## Do this
What is the number of lines containing "Interior"? Give only that number.

Stored records:
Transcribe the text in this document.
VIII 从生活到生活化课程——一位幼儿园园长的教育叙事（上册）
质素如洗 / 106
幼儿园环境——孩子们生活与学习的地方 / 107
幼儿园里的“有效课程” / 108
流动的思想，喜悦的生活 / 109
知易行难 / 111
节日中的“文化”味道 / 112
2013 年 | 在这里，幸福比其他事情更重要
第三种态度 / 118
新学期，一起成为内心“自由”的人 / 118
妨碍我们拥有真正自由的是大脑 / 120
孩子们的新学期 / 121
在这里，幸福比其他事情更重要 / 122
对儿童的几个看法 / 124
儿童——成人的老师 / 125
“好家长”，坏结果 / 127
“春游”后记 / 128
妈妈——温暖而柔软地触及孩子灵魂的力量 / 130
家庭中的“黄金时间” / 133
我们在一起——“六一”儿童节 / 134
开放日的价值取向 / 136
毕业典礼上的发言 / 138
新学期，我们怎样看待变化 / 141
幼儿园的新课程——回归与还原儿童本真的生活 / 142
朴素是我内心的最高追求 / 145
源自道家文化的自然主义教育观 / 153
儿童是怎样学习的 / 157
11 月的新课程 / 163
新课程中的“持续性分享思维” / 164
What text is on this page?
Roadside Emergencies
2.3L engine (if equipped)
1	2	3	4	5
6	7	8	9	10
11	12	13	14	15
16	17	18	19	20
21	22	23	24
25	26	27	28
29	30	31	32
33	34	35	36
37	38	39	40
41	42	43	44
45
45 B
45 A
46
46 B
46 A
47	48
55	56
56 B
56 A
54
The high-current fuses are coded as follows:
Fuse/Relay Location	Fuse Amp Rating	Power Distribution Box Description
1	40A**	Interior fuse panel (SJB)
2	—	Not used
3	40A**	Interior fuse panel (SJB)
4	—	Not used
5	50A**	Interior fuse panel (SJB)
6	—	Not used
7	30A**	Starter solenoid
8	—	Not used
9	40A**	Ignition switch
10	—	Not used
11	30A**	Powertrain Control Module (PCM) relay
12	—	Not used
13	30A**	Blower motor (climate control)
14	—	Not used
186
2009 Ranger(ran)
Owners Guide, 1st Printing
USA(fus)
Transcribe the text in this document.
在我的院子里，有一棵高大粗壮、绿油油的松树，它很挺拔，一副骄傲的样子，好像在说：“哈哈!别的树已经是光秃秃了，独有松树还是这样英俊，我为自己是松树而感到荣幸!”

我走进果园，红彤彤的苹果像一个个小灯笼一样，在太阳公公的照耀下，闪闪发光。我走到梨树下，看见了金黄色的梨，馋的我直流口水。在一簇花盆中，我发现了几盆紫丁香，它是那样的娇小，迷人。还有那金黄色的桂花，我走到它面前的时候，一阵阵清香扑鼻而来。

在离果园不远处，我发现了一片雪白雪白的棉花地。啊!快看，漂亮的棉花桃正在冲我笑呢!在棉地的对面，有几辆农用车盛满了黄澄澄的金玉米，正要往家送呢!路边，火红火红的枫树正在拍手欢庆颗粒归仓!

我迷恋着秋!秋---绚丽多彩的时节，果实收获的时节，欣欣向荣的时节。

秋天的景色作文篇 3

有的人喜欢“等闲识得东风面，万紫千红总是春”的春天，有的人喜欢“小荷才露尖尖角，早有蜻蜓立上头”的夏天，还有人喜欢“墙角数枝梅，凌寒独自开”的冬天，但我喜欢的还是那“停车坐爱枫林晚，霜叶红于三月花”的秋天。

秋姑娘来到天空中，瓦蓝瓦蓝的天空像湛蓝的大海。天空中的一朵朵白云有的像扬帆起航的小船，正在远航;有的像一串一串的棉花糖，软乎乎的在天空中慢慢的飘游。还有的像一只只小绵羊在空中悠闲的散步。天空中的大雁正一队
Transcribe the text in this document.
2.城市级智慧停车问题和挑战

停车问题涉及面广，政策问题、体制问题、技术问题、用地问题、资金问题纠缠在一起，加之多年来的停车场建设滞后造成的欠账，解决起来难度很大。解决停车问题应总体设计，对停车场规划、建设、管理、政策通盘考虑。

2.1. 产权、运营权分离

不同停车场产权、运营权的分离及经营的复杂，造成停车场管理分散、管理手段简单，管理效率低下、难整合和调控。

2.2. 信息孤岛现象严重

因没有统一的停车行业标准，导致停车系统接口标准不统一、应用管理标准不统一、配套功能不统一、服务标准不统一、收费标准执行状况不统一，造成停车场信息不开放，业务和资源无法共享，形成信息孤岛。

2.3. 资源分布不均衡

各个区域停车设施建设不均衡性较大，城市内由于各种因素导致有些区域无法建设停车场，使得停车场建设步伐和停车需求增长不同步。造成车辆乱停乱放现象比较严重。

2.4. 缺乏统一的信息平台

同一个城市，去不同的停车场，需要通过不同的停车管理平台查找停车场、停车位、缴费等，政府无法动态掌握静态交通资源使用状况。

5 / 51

## Expected output
3